Repeat the lines below exactly as they appear, but leave out the images.

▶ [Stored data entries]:
"""
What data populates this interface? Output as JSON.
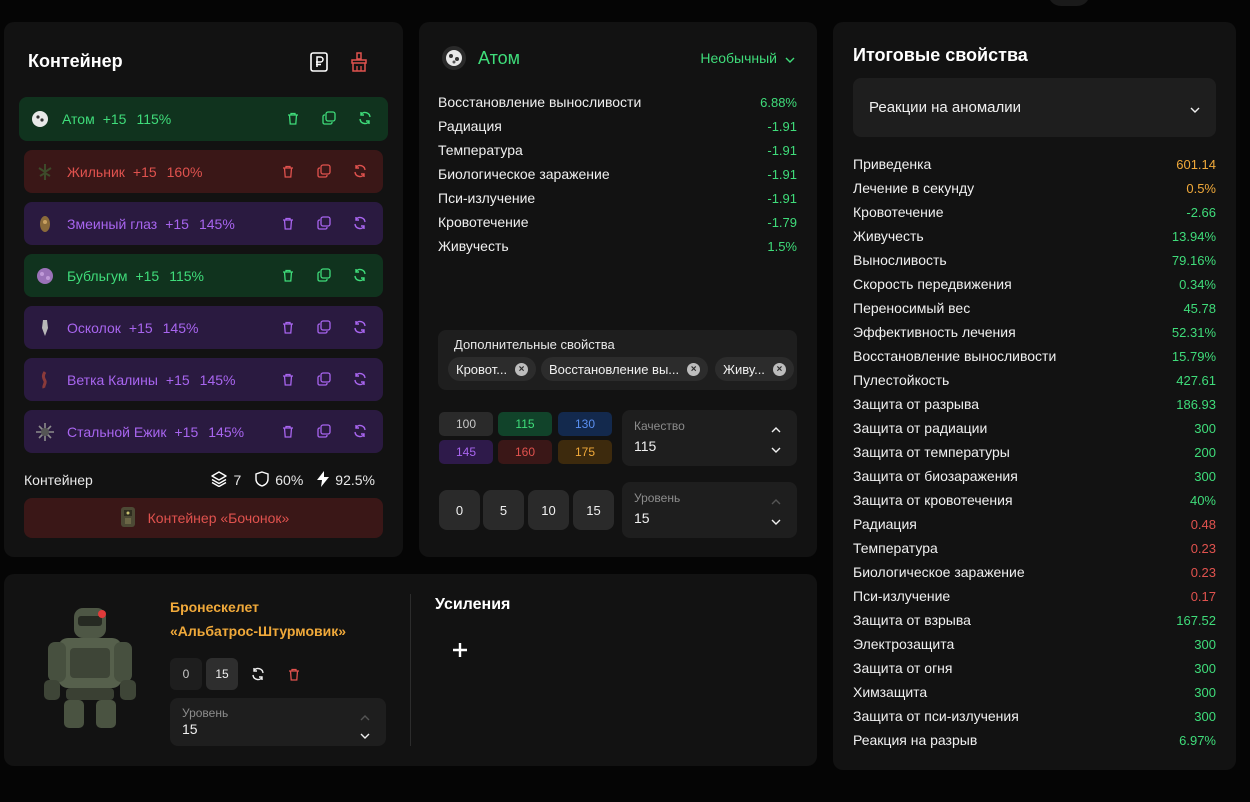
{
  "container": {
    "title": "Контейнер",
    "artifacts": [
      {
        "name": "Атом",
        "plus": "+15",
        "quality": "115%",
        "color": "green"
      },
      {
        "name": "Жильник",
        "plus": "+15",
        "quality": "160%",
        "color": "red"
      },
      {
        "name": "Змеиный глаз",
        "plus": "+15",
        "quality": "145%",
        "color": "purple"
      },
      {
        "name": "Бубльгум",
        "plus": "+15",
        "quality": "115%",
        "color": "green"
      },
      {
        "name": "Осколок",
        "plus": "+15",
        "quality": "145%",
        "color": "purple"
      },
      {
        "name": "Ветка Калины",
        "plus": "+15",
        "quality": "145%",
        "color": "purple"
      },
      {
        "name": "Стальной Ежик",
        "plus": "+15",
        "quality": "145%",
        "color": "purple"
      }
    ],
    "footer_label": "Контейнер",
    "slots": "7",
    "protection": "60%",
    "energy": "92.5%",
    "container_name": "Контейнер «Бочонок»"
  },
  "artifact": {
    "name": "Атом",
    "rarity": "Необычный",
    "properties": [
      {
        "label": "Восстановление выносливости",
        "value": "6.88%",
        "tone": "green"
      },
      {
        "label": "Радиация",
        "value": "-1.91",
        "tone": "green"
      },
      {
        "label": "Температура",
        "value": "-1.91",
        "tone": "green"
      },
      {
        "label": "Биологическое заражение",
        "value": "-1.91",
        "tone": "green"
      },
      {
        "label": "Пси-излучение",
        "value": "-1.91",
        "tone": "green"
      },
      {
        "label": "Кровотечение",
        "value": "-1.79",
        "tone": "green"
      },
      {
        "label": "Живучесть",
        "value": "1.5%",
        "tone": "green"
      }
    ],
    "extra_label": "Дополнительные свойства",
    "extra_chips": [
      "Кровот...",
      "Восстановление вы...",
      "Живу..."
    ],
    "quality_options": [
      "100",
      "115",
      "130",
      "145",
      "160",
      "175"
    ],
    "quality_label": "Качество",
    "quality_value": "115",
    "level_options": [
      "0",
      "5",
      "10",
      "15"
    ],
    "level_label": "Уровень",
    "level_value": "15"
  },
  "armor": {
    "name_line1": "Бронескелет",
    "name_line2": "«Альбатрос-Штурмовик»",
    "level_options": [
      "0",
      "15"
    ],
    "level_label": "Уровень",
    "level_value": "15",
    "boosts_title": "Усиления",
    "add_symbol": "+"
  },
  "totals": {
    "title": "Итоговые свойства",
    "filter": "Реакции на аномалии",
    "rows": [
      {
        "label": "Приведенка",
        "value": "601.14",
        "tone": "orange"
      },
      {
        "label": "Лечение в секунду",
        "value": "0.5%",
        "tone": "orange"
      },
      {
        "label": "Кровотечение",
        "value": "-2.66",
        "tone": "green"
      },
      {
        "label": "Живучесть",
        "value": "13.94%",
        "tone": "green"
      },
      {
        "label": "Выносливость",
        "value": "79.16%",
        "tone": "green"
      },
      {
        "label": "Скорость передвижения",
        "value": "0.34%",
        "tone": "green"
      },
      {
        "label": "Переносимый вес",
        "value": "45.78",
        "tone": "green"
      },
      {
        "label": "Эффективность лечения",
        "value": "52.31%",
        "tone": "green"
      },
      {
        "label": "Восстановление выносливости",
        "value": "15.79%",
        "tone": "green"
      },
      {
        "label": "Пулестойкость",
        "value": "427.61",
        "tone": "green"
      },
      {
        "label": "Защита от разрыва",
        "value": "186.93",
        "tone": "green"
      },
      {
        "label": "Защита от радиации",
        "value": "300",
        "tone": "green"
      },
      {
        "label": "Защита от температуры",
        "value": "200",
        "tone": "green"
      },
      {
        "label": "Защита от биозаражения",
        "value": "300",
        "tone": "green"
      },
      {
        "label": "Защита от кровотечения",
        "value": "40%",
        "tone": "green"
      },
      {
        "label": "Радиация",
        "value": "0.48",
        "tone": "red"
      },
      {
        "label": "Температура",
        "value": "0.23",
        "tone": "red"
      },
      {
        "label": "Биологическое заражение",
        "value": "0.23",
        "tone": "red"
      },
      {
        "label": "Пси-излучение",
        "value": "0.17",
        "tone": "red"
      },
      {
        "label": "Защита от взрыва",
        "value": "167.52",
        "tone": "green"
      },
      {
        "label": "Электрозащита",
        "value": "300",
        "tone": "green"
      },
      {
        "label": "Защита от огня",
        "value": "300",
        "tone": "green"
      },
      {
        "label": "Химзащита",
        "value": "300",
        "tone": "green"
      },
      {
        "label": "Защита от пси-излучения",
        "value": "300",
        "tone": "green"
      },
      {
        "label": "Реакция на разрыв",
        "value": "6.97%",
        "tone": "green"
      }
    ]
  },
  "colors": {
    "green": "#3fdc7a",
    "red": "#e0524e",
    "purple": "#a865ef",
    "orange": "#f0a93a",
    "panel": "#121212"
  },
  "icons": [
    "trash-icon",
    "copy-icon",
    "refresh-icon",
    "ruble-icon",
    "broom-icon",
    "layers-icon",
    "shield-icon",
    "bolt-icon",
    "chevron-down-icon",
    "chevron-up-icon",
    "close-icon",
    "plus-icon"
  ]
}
"""
▶ [Task solution]:
What data populates this interface? Output as JSON.
{
  "container": {
    "title": "Контейнер",
    "artifacts": [
      {
        "name": "Атом",
        "plus": "+15",
        "quality": "115%",
        "color": "green"
      },
      {
        "name": "Жильник",
        "plus": "+15",
        "quality": "160%",
        "color": "red"
      },
      {
        "name": "Змеиный глаз",
        "plus": "+15",
        "quality": "145%",
        "color": "purple"
      },
      {
        "name": "Бубльгум",
        "plus": "+15",
        "quality": "115%",
        "color": "green"
      },
      {
        "name": "Осколок",
        "plus": "+15",
        "quality": "145%",
        "color": "purple"
      },
      {
        "name": "Ветка Калины",
        "plus": "+15",
        "quality": "145%",
        "color": "purple"
      },
      {
        "name": "Стальной Ежик",
        "plus": "+15",
        "quality": "145%",
        "color": "purple"
      }
    ],
    "footer_label": "Контейнер",
    "slots": "7",
    "protection": "60%",
    "energy": "92.5%",
    "container_name": "Контейнер «Бочонок»"
  },
  "artifact": {
    "name": "Атом",
    "rarity": "Необычный",
    "properties": [
      {
        "label": "Восстановление выносливости",
        "value": "6.88%",
        "tone": "green"
      },
      {
        "label": "Радиация",
        "value": "-1.91",
        "tone": "green"
      },
      {
        "label": "Температура",
        "value": "-1.91",
        "tone": "green"
      },
      {
        "label": "Биологическое заражение",
        "value": "-1.91",
        "tone": "green"
      },
      {
        "label": "Пси-излучение",
        "value": "-1.91",
        "tone": "green"
      },
      {
        "label": "Кровотечение",
        "value": "-1.79",
        "tone": "green"
      },
      {
        "label": "Живучесть",
        "value": "1.5%",
        "tone": "green"
      }
    ],
    "extra_label": "Дополнительные свойства",
    "extra_chips": [
      "Кровот...",
      "Восстановление вы...",
      "Живу..."
    ],
    "quality_options": [
      "100",
      "115",
      "130",
      "145",
      "160",
      "175"
    ],
    "quality_label": "Качество",
    "quality_value": "115",
    "level_options": [
      "0",
      "5",
      "10",
      "15"
    ],
    "level_label": "Уровень",
    "level_value": "15"
  },
  "armor": {
    "name_line1": "Бронескелет",
    "name_line2": "«Альбатрос-Штурмовик»",
    "level_options": [
      "0",
      "15"
    ],
    "level_label": "Уровень",
    "level_value": "15",
    "boosts_title": "Усиления",
    "add_symbol": "+"
  },
  "totals": {
    "title": "Итоговые свойства",
    "filter": "Реакции на аномалии",
    "rows": [
      {
        "label": "Приведенка",
        "value": "601.14",
        "tone": "orange"
      },
      {
        "label": "Лечение в секунду",
        "value": "0.5%",
        "tone": "orange"
      },
      {
        "label": "Кровотечение",
        "value": "-2.66",
        "tone": "green"
      },
      {
        "label": "Живучесть",
        "value": "13.94%",
        "tone": "green"
      },
      {
        "label": "Выносливость",
        "value": "79.16%",
        "tone": "green"
      },
      {
        "label": "Скорость передвижения",
        "value": "0.34%",
        "tone": "green"
      },
      {
        "label": "Переносимый вес",
        "value": "45.78",
        "tone": "green"
      },
      {
        "label": "Эффективность лечения",
        "value": "52.31%",
        "tone": "green"
      },
      {
        "label": "Восстановление выносливости",
        "value": "15.79%",
        "tone": "green"
      },
      {
        "label": "Пулестойкость",
        "value": "427.61",
        "tone": "green"
      },
      {
        "label": "Защита от разрыва",
        "value": "186.93",
        "tone": "green"
      },
      {
        "label": "Защита от радиации",
        "value": "300",
        "tone": "green"
      },
      {
        "label": "Защита от температуры",
        "value": "200",
        "tone": "green"
      },
      {
        "label": "Защита от биозаражения",
        "value": "300",
        "tone": "green"
      },
      {
        "label": "Защита от кровотечения",
        "value": "40%",
        "tone": "green"
      },
      {
        "label": "Радиация",
        "value": "0.48",
        "tone": "red"
      },
      {
        "label": "Температура",
        "value": "0.23",
        "tone": "red"
      },
      {
        "label": "Биологическое заражение",
        "value": "0.23",
        "tone": "red"
      },
      {
        "label": "Пси-излучение",
        "value": "0.17",
        "tone": "red"
      },
      {
        "label": "Защита от взрыва",
        "value": "167.52",
        "tone": "green"
      },
      {
        "label": "Электрозащита",
        "value": "300",
        "tone": "green"
      },
      {
        "label": "Защита от огня",
        "value": "300",
        "tone": "green"
      },
      {
        "label": "Химзащита",
        "value": "300",
        "tone": "green"
      },
      {
        "label": "Защита от пси-излучения",
        "value": "300",
        "tone": "green"
      },
      {
        "label": "Реакция на разрыв",
        "value": "6.97%",
        "tone": "green"
      }
    ]
  },
  "colors": {
    "green": "#3fdc7a",
    "red": "#e0524e",
    "purple": "#a865ef",
    "orange": "#f0a93a",
    "panel": "#121212"
  },
  "icons": [
    "trash-icon",
    "copy-icon",
    "refresh-icon",
    "ruble-icon",
    "broom-icon",
    "layers-icon",
    "shield-icon",
    "bolt-icon",
    "chevron-down-icon",
    "chevron-up-icon",
    "close-icon",
    "plus-icon"
  ]
}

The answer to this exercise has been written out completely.